* START DATA LISTING *

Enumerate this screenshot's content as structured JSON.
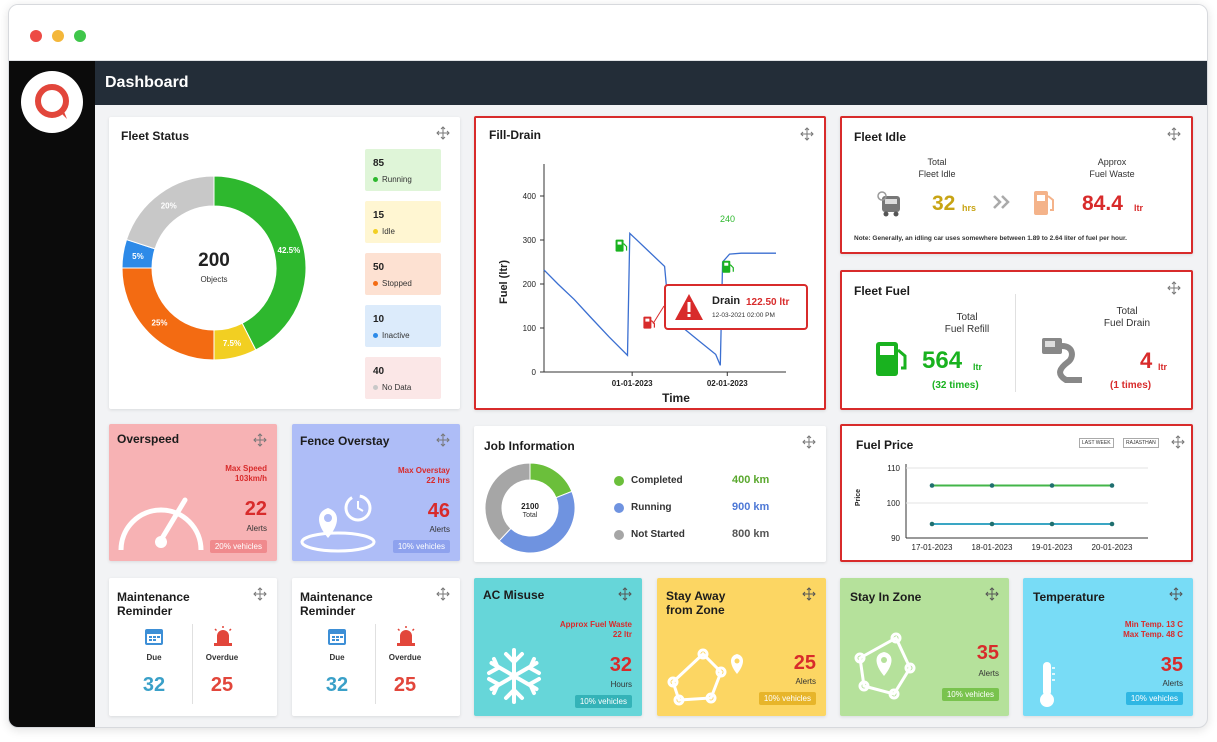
{
  "window": {
    "controls": [
      "#ed4b45",
      "#f4b73a",
      "#3fc64a"
    ]
  },
  "header": {
    "title": "Dashboard"
  },
  "fleet_status": {
    "title": "Fleet Status",
    "total": "200",
    "total_label": "Objects",
    "segments": [
      {
        "label": "Running",
        "count": "85",
        "percent": 42.5,
        "percent_label": "42.5%",
        "color": "#2eb82e",
        "bg": "#dff5d8"
      },
      {
        "label": "Idle",
        "count": "15",
        "percent": 7.5,
        "percent_label": "7.5%",
        "color": "#f2cf22",
        "bg": "#fff6d2"
      },
      {
        "label": "Stopped",
        "count": "50",
        "percent": 25,
        "percent_label": "25%",
        "color": "#f36b12",
        "bg": "#fde1d2"
      },
      {
        "label": "Inactive",
        "count": "10",
        "percent": 5,
        "percent_label": "5%",
        "color": "#2d8ae8",
        "bg": "#dcebfb"
      },
      {
        "label": "No Data",
        "count": "40",
        "percent": 20,
        "percent_label": "20%",
        "color": "#c8c8c8",
        "bg": "#fbe7e7"
      }
    ]
  },
  "fill_drain": {
    "title": "Fill-Drain",
    "xlabel": "Time",
    "ylabel": "Fuel (ltr)",
    "refill_label": "240",
    "popup": {
      "label": "Drain",
      "value": "122.50 ltr",
      "date": "12-03-2021 02:00 PM"
    }
  },
  "chart_data": [
    {
      "type": "line",
      "title": "Fill-Drain",
      "xlabel": "Time",
      "ylabel": "Fuel (ltr)",
      "ylim": [
        0,
        450
      ],
      "y_ticks": [
        0,
        100,
        200,
        300,
        400
      ],
      "x_ticks": [
        "01-01-2023",
        "02-01-2023"
      ],
      "x_tick_pos": [
        0.38,
        0.79
      ],
      "series": [
        {
          "x": [
            0,
            0.06,
            0.13,
            0.2,
            0.28,
            0.36,
            0.37,
            0.39,
            0.45,
            0.52,
            0.53,
            0.54,
            0.6,
            0.67,
            0.74,
            0.76,
            0.77,
            0.8,
            0.85,
            0.9,
            1
          ],
          "y": [
            232,
            200,
            165,
            125,
            80,
            38,
            315,
            305,
            275,
            240,
            180,
            125,
            100,
            70,
            40,
            15,
            250,
            268,
            270,
            270,
            270
          ]
        }
      ]
    },
    {
      "type": "line",
      "title": "Fuel Price",
      "ylabel": "Price",
      "ylim": [
        90,
        110
      ],
      "y_ticks": [
        90,
        100,
        110
      ],
      "categories": [
        "17-01-2023",
        "18-01-2023",
        "19-01-2023",
        "20-01-2023"
      ],
      "series": [
        {
          "values": [
            105,
            105,
            105,
            105
          ],
          "color": "#43b549"
        },
        {
          "values": [
            94,
            94,
            94,
            94
          ],
          "color": "#3aa6c4"
        }
      ]
    }
  ],
  "fleet_idle": {
    "title": "Fleet Idle",
    "idle_label": "Total\nFleet Idle",
    "idle_value": "32",
    "idle_unit": "hrs",
    "waste_label": "Approx\nFuel Waste",
    "waste_value": "84.4",
    "waste_unit": "ltr",
    "note": "Note: Generally, an idling car uses somewhere between 1.89 to 2.64 liter of fuel per hour."
  },
  "fleet_fuel": {
    "title": "Fleet Fuel",
    "refill_label": "Total\nFuel Refill",
    "refill_value": "564",
    "refill_unit": "ltr",
    "refill_times": "(32 times)",
    "drain_label": "Total\nFuel Drain",
    "drain_value": "4",
    "drain_unit": "ltr",
    "drain_times": "(1 times)"
  },
  "overspeed": {
    "title": "Overspeed",
    "max_label": "Max Speed",
    "max_value": "103km/h",
    "value": "22",
    "value_label": "Alerts",
    "badge": "20% vehicles"
  },
  "fence_overstay": {
    "title": "Fence Overstay",
    "max_label": "Max Overstay",
    "max_value": "22 hrs",
    "value": "46",
    "value_label": "Alerts",
    "badge": "10% vehicles"
  },
  "job_info": {
    "title": "Job Information",
    "total": "2100",
    "total_label": "Total",
    "items": [
      {
        "label": "Completed",
        "value": "400 km",
        "color": "#6bbf3b",
        "vcolor": "#5aa82e",
        "share": 0.19
      },
      {
        "label": "Running",
        "value": "900 km",
        "color": "#6f93e0",
        "vcolor": "#4d78d6",
        "share": 0.43
      },
      {
        "label": "Not Started",
        "value": "800 km",
        "color": "#a6a6a6",
        "vcolor": "#555555",
        "share": 0.38
      }
    ]
  },
  "fuel_price": {
    "title": "Fuel Price",
    "range_select": "LAST WEEK",
    "region_select": "RAJASTHAN",
    "ylabel": "Price"
  },
  "maintenance_1": {
    "title": "Maintenance\nReminder",
    "due_label": "Due",
    "due_value": "32",
    "overdue_label": "Overdue",
    "overdue_value": "25"
  },
  "maintenance_2": {
    "title": "Maintenance\nReminder",
    "due_label": "Due",
    "due_value": "32",
    "overdue_label": "Overdue",
    "overdue_value": "25"
  },
  "ac_misuse": {
    "title": "AC Misuse",
    "sub_label": "Approx Fuel Waste",
    "sub_value": "22 ltr",
    "value": "32",
    "value_label": "Hours",
    "badge": "10% vehicles"
  },
  "stay_away": {
    "title": "Stay Away\nfrom Zone",
    "value": "25",
    "value_label": "Alerts",
    "badge": "10% vehicles"
  },
  "stay_in": {
    "title": "Stay In Zone",
    "value": "35",
    "value_label": "Alerts",
    "badge": "10% vehicles"
  },
  "temperature": {
    "title": "Temperature",
    "min_label": "Min Temp. 13 C",
    "max_label": "Max Temp. 48 C",
    "value": "35",
    "value_label": "Alerts",
    "badge": "10% vehicles"
  }
}
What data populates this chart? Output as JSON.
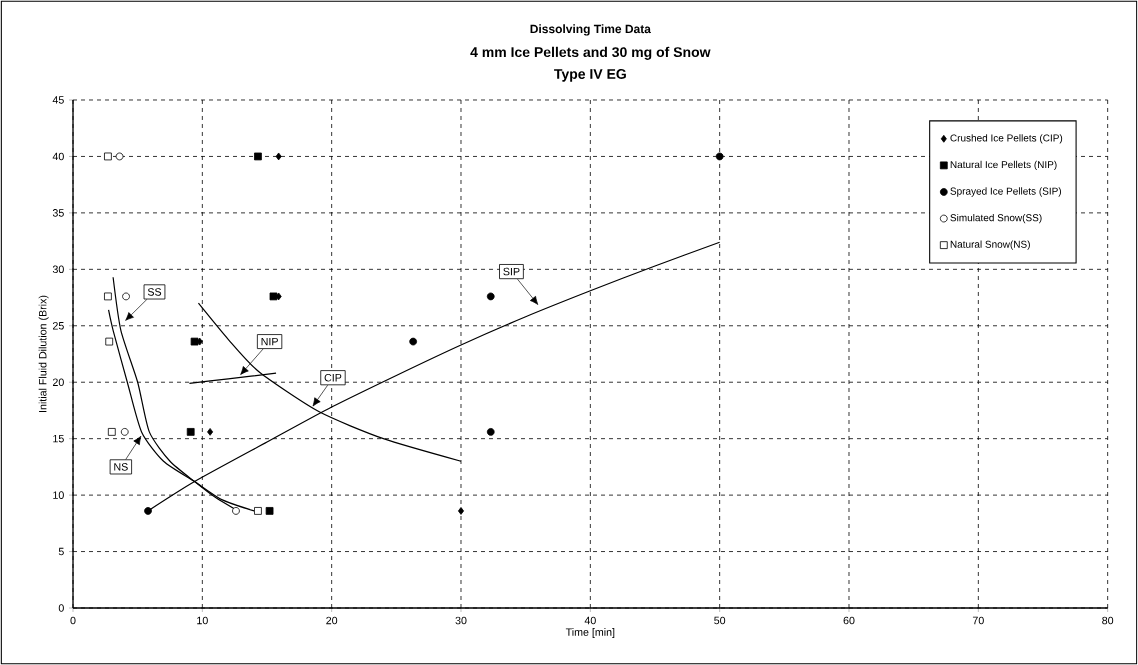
{
  "chart_data": {
    "type": "scatter",
    "title": "Dissolving Time Data",
    "subtitle": [
      "4 mm Ice Pellets and 30 mg of Snow",
      "Type IV EG"
    ],
    "xlabel": "Time [min]",
    "ylabel": "Initial Fluid Dilution (Brix)",
    "xlim": [
      0,
      80
    ],
    "ylim": [
      0,
      45
    ],
    "xticks": [
      0,
      10,
      20,
      30,
      40,
      50,
      60,
      70,
      80
    ],
    "yticks": [
      0,
      5,
      10,
      15,
      20,
      25,
      30,
      35,
      40,
      45
    ],
    "grid": true,
    "legend": "top right",
    "series": [
      {
        "name": "Crushed Ice Pellets (CIP)",
        "color": "#000000",
        "marker": "diamond",
        "x": [
          10.6,
          9.8,
          15.9,
          15.9,
          30.0
        ],
        "values": [
          15.6,
          23.6,
          27.6,
          40,
          8.6
        ]
      },
      {
        "name": "Natural Ice Pellets (NIP)",
        "color": "#000000",
        "marker": "square",
        "x": [
          9.1,
          9.4,
          15.5,
          14.3,
          15.2
        ],
        "values": [
          15.6,
          23.6,
          27.6,
          40,
          8.6
        ]
      },
      {
        "name": "Sprayed Ice Pellets (SIP)",
        "color": "#000000",
        "marker": "circle",
        "x": [
          5.8,
          26.3,
          32.3,
          32.3,
          50.0
        ],
        "values": [
          8.6,
          23.6,
          27.6,
          15.6,
          40
        ]
      },
      {
        "name": "Simulated Snow(SS)",
        "color": "#ffffff",
        "marker": "circle",
        "x": [
          3.6,
          4.1,
          4.0,
          12.6
        ],
        "values": [
          40,
          27.6,
          15.6,
          8.6
        ]
      },
      {
        "name": "Natural Snow(NS)",
        "color": "#ffffff",
        "marker": "square",
        "x": [
          2.7,
          2.7,
          2.8,
          3.0,
          14.3
        ],
        "values": [
          40,
          27.6,
          23.6,
          15.6,
          8.6
        ]
      },
      {
        "type": "line",
        "color": "#000000",
        "marker": "none",
        "x": [
          3.1,
          3.7,
          5.0,
          5.9,
          7.5,
          9.4,
          11.0,
          12.6
        ],
        "values": [
          29.3,
          24.6,
          20,
          15.6,
          13.0,
          11.2,
          9.8,
          8.7
        ]
      },
      {
        "type": "line",
        "color": "#000000",
        "marker": "none",
        "x": [
          2.75,
          3.1,
          4.2,
          5.3,
          7.0,
          9.4,
          11.5,
          14.0
        ],
        "values": [
          26.4,
          24.6,
          20,
          15.6,
          13.0,
          11.2,
          9.6,
          8.6
        ]
      },
      {
        "type": "line",
        "color": "#000000",
        "marker": "none",
        "x": [
          9.0,
          12.0,
          15.7
        ],
        "values": [
          19.9,
          20.3,
          20.8
        ]
      },
      {
        "type": "line",
        "color": "#000000",
        "marker": "none",
        "x": [
          9.7,
          12.0,
          14.4,
          19.0,
          24.0,
          30.0
        ],
        "values": [
          27.0,
          23.8,
          20.9,
          17.4,
          15.0,
          13.0
        ]
      },
      {
        "type": "line",
        "color": "#000000",
        "marker": "none",
        "x": [
          5.8,
          9.4,
          15,
          20,
          25,
          30,
          35,
          40,
          45,
          50
        ],
        "values": [
          8.6,
          11.2,
          14.7,
          17.8,
          20.6,
          23.3,
          25.8,
          28.1,
          30.3,
          32.4
        ]
      }
    ],
    "annotations": [
      {
        "text": "SS",
        "x": 4.0,
        "y": 25.4
      },
      {
        "text": "NS",
        "x": 5.3,
        "y": 15.3
      },
      {
        "text": "NIP",
        "x": 12.9,
        "y": 20.6
      },
      {
        "text": "CIP",
        "x": 18.5,
        "y": 17.8
      },
      {
        "text": "SIP",
        "x": 36.0,
        "y": 26.8
      }
    ]
  }
}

* END DATA LISTING *

Provide solely the number of lines in the data that include the word "Snow".

(FULL OUTPUT): 3